# DATA TO PROCESS start
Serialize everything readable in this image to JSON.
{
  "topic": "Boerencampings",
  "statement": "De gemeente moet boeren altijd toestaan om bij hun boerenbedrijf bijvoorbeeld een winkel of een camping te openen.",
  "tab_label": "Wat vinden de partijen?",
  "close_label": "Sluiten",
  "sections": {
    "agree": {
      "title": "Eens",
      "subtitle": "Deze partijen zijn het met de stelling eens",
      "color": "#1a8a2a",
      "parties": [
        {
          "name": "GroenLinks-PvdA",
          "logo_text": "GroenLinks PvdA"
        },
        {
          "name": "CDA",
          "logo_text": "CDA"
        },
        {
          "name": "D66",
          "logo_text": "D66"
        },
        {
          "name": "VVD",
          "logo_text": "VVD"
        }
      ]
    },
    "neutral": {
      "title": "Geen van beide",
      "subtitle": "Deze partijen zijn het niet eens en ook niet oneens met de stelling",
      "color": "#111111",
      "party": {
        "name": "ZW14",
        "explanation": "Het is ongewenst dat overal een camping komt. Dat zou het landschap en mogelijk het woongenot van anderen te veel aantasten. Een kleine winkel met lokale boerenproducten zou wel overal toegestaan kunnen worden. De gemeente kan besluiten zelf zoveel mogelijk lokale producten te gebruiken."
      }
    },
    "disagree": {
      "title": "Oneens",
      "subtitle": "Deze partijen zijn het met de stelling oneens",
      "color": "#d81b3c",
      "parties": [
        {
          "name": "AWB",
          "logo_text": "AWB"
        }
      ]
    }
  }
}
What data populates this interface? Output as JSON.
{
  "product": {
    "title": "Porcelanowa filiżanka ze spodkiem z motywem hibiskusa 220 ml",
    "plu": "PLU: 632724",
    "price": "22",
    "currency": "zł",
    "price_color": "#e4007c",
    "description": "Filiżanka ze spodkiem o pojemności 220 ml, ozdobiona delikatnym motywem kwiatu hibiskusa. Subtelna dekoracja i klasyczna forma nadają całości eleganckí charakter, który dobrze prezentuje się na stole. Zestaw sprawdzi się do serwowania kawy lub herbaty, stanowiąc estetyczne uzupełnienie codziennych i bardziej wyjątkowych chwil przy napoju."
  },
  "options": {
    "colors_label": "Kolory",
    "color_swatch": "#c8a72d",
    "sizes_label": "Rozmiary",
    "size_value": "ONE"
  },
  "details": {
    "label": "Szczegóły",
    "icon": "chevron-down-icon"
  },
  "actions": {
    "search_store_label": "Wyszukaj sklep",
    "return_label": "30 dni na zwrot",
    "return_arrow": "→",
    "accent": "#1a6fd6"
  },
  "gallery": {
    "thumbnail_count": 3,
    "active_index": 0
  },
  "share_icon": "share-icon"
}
# DATA TO PROCESS end
WHAT YOU SHOULD DO: Each line of the material that holds the string "JSON" counts once; give the total alone.

RESULT: 2